The Pheonix, Ariz.-based site group Clinical Research Advantage (CRA) is expanding.
Nineteen-year-old CRA has acquired Destiny Clinical Research in Evansville, Ind., which has two locations and four employees. This gives the equity-backed group a total of 32 sites in seven states—Arizona, California, Iowa, Nevada, Colorado, Nebraska and Indiana.
And more are coming, according to CEO Mark Hanley. “We are creeping east,” he said. The goal is to try to establish a presence on the East Coast, specifically in the Carolinas, and also to move into the South, specifically Texas. Hanley said moving into the Northwest also is on the agenda.
With its expansion plans, CRA joins a handful of other site groups also growing and expanding.
Last week, Benchmark Research, an Austin, Texas-based group of six investigative sites, announced it had hired away PharmaNet/i3‘s executive director of global strategic outsourcing, as well as the long-time clinical research director of a successful, five-location site in Kansas. In May, Maryland-based site group and consultancy RxTrials hired Adam Chasse, head of Quintiles’ Prime Sites program, as well as Dan Milam, regional clinical trials manager for Sanofi Pasteur. These high-level hires signal impending growth.
Also in May, Jacksonville, Fla.-based site group JaxResearch Systems and Wilmington, N.C.-based recruiting company Inclinix together launched Encore Integrated Clinical Research, an affiliation of independent clinical research sites that share SOPs and a technology platform. A few months earlier, JaxResearch opened a new site in Panama.

════════

### [Apply what you read]
1. According to the site-group expansion article, how many sites does Clinical Research Advantage have after acquiring Destiny Clinical Research?
2. Pick up the site-group expansion article after its final sentence and keep writing it.
The stored items are separate from the site-group expansion article and unrelated to it.

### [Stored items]
════════

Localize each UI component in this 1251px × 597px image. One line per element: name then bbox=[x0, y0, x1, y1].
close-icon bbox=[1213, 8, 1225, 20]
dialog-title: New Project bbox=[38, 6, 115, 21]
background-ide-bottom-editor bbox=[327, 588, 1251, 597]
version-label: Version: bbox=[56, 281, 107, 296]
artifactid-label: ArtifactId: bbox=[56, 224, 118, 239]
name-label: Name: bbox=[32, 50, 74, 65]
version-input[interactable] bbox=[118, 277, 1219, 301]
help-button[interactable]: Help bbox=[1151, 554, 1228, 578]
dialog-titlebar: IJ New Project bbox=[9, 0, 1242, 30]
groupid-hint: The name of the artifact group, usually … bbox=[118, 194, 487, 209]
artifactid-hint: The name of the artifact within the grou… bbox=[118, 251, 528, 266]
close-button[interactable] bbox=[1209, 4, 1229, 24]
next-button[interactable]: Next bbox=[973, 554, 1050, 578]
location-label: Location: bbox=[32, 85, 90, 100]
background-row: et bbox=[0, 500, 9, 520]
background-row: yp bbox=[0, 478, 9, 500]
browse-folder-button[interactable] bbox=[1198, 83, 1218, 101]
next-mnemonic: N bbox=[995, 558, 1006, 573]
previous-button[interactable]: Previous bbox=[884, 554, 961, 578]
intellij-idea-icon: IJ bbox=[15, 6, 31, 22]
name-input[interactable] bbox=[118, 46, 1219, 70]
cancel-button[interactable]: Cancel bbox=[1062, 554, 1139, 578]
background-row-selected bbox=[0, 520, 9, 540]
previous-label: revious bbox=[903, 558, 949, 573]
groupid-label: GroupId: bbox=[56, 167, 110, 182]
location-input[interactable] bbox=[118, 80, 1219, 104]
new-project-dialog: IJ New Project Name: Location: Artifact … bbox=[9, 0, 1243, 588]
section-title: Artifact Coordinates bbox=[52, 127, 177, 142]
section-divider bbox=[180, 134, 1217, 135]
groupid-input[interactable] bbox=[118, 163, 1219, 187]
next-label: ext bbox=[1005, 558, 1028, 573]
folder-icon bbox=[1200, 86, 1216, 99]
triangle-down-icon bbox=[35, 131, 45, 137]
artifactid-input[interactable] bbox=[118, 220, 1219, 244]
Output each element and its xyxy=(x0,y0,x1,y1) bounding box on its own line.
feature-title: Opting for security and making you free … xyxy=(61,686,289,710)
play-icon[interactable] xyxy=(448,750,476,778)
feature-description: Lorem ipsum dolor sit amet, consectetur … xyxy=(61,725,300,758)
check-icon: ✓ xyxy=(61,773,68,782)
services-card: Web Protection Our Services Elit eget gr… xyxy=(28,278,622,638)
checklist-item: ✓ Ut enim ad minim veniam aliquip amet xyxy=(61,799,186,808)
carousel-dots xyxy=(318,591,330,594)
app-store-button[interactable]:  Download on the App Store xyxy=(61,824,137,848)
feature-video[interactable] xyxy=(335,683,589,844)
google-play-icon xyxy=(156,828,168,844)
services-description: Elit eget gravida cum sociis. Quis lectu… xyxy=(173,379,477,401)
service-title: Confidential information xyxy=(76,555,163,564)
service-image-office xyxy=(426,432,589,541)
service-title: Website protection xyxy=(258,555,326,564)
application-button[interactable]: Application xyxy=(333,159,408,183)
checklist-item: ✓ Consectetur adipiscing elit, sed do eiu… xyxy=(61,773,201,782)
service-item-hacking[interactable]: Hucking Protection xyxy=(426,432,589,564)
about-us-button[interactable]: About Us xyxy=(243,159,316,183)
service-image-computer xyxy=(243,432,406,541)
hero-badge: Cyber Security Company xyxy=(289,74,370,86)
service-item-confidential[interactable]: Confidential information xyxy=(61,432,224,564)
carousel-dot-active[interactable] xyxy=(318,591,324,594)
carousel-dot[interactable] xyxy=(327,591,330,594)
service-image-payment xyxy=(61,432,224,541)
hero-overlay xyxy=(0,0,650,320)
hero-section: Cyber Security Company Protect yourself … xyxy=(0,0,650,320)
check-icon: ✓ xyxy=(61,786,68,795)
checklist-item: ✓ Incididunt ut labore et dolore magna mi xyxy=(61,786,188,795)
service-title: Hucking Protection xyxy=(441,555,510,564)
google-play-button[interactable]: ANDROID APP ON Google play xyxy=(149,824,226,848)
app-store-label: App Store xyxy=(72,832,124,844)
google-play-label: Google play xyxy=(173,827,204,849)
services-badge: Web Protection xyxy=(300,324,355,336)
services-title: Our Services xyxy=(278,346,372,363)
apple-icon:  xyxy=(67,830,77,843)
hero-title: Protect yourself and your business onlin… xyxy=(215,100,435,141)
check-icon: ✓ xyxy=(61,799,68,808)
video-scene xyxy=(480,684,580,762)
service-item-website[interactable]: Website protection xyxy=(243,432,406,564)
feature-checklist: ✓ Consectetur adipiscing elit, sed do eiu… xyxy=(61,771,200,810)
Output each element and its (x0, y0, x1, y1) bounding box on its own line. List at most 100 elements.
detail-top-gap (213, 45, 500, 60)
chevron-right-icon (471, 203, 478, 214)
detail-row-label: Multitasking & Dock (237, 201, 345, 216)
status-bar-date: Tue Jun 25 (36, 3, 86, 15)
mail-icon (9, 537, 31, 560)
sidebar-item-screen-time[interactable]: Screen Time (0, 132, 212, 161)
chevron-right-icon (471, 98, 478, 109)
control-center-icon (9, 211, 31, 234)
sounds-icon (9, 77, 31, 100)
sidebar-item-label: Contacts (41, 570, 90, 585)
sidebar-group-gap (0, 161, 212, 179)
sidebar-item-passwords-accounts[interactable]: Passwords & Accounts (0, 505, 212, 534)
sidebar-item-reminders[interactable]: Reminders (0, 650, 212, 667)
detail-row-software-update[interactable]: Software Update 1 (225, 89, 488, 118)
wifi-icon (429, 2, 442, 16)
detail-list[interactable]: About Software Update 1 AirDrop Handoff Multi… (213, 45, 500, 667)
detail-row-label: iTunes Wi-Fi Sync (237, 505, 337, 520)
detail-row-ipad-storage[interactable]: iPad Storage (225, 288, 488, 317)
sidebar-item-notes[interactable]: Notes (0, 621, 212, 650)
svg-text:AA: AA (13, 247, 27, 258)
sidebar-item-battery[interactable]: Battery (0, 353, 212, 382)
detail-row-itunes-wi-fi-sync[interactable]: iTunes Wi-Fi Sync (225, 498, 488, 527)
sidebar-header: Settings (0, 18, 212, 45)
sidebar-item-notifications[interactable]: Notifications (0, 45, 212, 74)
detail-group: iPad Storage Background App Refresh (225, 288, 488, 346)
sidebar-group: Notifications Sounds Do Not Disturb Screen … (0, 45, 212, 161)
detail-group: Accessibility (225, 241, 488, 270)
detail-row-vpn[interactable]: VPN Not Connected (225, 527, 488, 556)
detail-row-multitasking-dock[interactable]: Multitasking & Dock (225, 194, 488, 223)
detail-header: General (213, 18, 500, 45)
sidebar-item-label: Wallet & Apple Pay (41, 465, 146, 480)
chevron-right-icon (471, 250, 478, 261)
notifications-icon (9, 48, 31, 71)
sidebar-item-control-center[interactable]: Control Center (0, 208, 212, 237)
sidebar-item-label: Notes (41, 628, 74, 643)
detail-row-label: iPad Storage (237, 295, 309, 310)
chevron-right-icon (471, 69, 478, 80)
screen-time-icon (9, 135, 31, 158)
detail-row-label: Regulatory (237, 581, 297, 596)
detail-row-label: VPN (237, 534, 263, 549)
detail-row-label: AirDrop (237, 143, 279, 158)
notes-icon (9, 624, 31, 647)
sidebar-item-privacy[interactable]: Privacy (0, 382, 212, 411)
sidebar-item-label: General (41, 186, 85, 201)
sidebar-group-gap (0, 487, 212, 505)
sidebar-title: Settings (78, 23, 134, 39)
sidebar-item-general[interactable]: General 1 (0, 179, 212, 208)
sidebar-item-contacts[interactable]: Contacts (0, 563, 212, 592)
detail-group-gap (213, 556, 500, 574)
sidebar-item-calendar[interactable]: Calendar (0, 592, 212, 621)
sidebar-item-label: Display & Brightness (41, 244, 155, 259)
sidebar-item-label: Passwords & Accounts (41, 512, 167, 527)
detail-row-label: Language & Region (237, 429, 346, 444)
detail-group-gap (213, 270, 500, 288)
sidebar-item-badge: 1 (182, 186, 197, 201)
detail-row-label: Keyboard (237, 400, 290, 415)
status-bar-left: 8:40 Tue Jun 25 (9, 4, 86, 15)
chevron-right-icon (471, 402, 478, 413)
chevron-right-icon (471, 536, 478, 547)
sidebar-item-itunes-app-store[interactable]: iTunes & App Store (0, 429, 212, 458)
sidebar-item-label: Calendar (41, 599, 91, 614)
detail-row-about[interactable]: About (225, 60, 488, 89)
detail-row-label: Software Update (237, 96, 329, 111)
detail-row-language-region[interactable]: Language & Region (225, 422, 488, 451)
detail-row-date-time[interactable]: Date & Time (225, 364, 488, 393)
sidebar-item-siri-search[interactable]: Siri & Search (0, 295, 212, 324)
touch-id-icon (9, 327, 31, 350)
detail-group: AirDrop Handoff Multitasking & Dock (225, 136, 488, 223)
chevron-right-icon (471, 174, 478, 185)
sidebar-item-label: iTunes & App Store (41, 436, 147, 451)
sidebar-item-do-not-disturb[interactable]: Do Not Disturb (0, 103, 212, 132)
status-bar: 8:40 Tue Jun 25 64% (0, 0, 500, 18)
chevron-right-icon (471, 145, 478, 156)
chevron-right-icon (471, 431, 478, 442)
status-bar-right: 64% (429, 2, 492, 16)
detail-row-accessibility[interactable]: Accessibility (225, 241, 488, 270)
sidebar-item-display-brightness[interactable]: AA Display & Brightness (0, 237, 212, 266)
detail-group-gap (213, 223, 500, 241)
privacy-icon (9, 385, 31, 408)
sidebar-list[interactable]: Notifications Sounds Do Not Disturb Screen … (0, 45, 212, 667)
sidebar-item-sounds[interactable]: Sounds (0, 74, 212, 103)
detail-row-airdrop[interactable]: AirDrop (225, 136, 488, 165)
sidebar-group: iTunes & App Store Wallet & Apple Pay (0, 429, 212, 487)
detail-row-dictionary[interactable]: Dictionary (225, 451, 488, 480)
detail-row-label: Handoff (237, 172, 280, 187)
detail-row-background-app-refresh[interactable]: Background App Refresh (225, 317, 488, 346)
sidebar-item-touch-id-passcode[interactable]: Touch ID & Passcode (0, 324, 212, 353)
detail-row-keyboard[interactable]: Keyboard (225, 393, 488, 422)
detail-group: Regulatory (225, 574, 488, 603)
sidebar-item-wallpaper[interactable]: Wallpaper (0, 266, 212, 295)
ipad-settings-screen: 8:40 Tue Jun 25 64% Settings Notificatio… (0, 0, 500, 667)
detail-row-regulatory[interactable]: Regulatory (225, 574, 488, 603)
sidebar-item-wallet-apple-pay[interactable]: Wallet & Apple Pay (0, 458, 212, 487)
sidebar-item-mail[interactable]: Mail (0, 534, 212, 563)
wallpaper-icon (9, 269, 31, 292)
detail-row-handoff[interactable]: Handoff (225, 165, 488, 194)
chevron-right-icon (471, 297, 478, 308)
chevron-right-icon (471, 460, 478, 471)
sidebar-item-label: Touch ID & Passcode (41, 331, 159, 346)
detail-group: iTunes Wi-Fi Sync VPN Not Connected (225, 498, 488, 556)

════════

### [Exercise results]
1. It has a total of 32 sites in seven states.

2.
CRA uses the physician-practice model as opposed to the standalone site model. Hanley said the group prefers to establish relationships with practices—preferably in internal and family medicine—and install at least one full-time coordinator in each. CRA handles all study-related operations for the site, including data collection, regulatory, financials and procurement of studies.
“We integrate into physicians’ practices, basically building a research department within them,” said Hanley, adding that outside of the principal investigator, only CRA employees work on the studies—not the practices’ clinical staff.
“We think this is significantly superior to the standalone model,” said Hanley, pointing to each P.I.’s patient base as a convenient pool of potential trial participants.
Hanley said he knows how close CRA’s model is to the ill-fated SMO model in which many invested in the 1990s and which never quite took off. In fact, many companies that bought into the concept crashed and burned. But Hanley said CRA wards against that by trying to acquire only sites with a similar culture, and making sure each site adopts a rigid set of SOPs so that operations at one are virtually indistinguishable from operations at another. It even extends to how the binders are arranged.
“We’ve McDonald’s-ized it,” he said. “McDonald’s is very strict with its SOPs and so are we. They have a proven model of continuity, and that’s what we try to do.”
CRA’s last acquisition before Destiny was a two-location site in Nevada owned by a large company Hanley declined to name. That was 18 months ago.
CRA mostly has grown organically but is getting ready for more acquisitions. “We try to find small sites that give us a foothold in a geographic region, acquire them and then expand out from there organically to physicians’ offices,” he said.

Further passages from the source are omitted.